▶ [ACTION ITEM A] According to the Sustrans excerpt, how many miles of the National Cycle Network are open by mid-June 2000?
▶ [ACTION ITEM B] Carry on the Sustrans excerpt, picking up right after its final sentence.

▶ [EXCERPT]
In order to drum up support for its continued and very necessary existence Sustrans has just sent out its first ever supporters questionnaire, asking the 39 000 friends of Sustrans how they would like the charity to evolve. Should Sustrans, in the future, lobby for smaller cars? Support a new National Agency to protect, extend and publicise the Network? Convince the publishers of A-Z city guides to include National Cycle Network routes? There are many other questions.

The form is for public consumption so it didnt mention (but perhaps should have) the 0.25 percent that the bike trade collectively raises for Sustrans. Once the trade has fulfilled its obligation to raise £1 million for Sustrans, the levy in theory could be scrapped.

However, since getting the levy off the ground in the first place was so difficult most commentators say it would be silly to jettison it. The money could be diverted to another cause bankrolling CPAG, the cycle campaigning umbrella body, for instance but Sustrans needs to keep as many revenue streams as possible if it is to thrive and achieve its aim of maintaining the National Cycle Network and publicising it so more people use it. The Bristol-based charity believes the 9000 mile network (5000 miles of which are open by mid-June 2000) is just the start.

Collected data entries
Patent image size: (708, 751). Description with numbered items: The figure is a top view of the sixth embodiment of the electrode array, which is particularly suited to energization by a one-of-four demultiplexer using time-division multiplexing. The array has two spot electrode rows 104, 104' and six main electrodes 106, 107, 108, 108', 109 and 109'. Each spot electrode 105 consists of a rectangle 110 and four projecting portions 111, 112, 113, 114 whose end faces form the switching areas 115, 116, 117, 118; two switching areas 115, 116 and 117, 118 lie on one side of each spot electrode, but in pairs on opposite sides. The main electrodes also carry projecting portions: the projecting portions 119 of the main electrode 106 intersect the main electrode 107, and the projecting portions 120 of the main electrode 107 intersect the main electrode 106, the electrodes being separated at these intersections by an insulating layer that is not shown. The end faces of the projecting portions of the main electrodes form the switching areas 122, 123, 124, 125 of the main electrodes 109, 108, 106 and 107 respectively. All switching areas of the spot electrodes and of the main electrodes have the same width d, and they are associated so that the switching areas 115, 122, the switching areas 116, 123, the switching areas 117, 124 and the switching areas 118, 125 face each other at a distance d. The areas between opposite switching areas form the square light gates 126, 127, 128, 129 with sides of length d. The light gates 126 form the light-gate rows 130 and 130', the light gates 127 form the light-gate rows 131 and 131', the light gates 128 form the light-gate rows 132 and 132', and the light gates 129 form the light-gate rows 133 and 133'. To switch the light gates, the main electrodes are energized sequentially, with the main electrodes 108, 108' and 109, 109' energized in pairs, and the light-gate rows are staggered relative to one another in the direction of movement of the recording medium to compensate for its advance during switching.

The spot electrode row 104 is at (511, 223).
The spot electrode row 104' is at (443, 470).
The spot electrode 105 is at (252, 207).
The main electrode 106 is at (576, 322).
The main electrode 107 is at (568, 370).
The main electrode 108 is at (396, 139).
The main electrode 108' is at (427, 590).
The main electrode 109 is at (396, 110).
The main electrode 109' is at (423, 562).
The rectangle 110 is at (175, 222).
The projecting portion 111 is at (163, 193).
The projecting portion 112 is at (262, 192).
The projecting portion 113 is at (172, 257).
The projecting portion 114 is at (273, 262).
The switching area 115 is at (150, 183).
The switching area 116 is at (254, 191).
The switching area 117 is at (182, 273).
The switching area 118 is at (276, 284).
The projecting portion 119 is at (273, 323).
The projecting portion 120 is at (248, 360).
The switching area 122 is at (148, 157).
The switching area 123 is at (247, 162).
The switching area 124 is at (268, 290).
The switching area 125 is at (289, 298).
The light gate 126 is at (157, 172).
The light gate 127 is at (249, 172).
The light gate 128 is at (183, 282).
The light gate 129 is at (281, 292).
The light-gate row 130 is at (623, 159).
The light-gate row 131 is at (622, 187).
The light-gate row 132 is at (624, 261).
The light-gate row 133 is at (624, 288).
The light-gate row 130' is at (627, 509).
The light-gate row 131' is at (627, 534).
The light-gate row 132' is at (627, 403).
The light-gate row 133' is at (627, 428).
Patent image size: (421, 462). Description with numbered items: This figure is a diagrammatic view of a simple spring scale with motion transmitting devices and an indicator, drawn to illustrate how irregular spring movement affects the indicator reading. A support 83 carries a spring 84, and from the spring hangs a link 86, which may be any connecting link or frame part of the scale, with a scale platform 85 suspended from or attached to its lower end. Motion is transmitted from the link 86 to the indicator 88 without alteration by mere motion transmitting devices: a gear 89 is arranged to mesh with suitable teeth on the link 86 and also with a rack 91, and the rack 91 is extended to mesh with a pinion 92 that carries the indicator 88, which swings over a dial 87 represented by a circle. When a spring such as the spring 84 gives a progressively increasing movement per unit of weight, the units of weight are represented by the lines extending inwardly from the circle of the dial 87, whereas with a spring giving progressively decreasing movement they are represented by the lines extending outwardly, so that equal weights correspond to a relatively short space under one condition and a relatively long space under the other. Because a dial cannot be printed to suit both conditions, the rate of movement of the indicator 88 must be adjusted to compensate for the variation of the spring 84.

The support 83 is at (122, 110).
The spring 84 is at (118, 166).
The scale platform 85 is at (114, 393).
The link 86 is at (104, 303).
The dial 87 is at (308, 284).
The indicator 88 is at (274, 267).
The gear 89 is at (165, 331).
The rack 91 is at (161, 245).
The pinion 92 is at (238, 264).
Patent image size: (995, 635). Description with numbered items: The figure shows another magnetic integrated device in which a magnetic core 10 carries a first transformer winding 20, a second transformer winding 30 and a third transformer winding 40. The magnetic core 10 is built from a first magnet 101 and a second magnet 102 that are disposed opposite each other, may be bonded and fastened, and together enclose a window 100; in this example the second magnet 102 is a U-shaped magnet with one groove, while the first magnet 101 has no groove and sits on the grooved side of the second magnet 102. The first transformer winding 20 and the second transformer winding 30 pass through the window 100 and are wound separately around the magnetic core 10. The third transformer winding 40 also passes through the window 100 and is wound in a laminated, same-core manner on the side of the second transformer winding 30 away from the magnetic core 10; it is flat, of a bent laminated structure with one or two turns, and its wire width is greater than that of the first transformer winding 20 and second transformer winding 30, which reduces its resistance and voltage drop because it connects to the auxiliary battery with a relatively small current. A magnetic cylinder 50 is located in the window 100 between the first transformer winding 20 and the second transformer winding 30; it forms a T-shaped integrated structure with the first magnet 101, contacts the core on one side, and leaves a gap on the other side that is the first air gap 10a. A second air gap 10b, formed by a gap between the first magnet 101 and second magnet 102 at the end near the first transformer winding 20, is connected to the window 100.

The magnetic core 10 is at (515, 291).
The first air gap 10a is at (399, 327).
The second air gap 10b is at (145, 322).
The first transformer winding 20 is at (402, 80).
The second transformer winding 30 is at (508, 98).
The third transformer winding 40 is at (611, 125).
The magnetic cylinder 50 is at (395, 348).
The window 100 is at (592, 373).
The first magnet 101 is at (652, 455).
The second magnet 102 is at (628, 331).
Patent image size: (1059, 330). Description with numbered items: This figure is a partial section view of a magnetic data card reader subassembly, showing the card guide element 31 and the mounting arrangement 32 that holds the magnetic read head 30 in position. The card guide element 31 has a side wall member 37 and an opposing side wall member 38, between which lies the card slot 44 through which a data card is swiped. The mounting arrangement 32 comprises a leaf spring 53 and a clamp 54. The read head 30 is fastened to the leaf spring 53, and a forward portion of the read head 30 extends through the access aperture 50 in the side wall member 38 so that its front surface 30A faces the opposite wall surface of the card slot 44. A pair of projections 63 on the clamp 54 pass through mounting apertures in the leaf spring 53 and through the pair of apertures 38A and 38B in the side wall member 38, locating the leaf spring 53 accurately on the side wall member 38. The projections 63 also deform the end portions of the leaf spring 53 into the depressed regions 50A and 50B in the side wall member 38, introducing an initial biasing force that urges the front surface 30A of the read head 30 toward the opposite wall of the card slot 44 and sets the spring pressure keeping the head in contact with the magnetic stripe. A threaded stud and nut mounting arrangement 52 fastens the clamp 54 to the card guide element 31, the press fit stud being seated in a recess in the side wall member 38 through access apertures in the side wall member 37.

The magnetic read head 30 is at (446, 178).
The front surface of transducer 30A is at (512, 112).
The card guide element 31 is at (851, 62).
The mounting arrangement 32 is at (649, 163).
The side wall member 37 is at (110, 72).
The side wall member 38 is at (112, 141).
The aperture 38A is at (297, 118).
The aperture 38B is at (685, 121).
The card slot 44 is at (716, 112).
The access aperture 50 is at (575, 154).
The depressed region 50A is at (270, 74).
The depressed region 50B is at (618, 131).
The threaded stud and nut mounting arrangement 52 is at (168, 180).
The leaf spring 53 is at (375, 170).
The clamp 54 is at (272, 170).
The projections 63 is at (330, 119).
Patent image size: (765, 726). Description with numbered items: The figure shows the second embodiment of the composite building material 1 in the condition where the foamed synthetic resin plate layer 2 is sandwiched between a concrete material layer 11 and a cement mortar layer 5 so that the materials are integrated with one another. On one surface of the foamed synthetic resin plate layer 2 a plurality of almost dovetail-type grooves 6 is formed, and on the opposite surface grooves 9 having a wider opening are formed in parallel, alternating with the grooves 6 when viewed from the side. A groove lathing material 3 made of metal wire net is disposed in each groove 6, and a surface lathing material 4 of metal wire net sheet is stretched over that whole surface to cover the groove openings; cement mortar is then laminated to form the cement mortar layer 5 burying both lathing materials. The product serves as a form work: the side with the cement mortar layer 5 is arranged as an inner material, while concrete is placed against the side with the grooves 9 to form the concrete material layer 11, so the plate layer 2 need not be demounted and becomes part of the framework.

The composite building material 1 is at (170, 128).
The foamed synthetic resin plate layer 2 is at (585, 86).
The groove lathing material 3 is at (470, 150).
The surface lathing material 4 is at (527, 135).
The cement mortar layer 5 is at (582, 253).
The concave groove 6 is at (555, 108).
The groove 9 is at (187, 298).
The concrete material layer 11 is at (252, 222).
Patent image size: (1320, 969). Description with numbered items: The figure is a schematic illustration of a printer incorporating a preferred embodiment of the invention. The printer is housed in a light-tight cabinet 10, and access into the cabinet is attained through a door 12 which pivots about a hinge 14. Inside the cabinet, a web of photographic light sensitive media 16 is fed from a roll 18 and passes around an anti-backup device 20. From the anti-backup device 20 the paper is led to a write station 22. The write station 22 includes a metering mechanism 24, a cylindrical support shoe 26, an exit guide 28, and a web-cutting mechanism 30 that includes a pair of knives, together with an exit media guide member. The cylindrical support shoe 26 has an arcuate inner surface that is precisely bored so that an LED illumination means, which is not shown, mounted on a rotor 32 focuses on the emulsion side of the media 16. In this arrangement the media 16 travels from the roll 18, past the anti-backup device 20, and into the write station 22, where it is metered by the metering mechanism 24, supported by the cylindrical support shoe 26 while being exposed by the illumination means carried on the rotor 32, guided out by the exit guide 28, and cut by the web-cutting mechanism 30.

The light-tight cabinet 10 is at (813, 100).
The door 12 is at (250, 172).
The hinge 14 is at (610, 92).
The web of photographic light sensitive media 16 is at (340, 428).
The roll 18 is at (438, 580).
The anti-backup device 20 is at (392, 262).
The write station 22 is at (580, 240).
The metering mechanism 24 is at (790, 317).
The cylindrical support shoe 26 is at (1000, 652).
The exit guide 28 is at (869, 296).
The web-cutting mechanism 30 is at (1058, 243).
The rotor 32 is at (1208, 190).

▶ [TASK OUTPUT A] 5000 miles of the 9000 mile network are open by mid-June 2000.

▶ [TASK OUTPUT B]
In a letter that accompanied the questionnaire, Sustrans director John Grimshaw wrote:

The original plan to build a 6000 mile Network by June 2005 has already been extended to 9000 miles. And it neednt stop there. We are constantly being approached by various groups local authorities, community groups, schools, private sector bodies, utilities and other non-governmental organisations with requests for collaboration to extend this initiative further and further...we could well end up with a 20 000-mile Super-Network!

The work of Sustrans has not gone unnoticed by the powers-that-be. The National Cycle Network isnt a niche project. Mike OConnell, Director of the Millennium Commission has this to say (indirectly) about the work of Sustrans:

The National Cycle Network is one of the Millennium Commissions crowning achievements. This project encompasses the ethos of the new millennium.

Sustrans has helped put cycling on the map in many more ways than one and deserves a secure future. Hopefully, the bike trade will play a part in securing this future.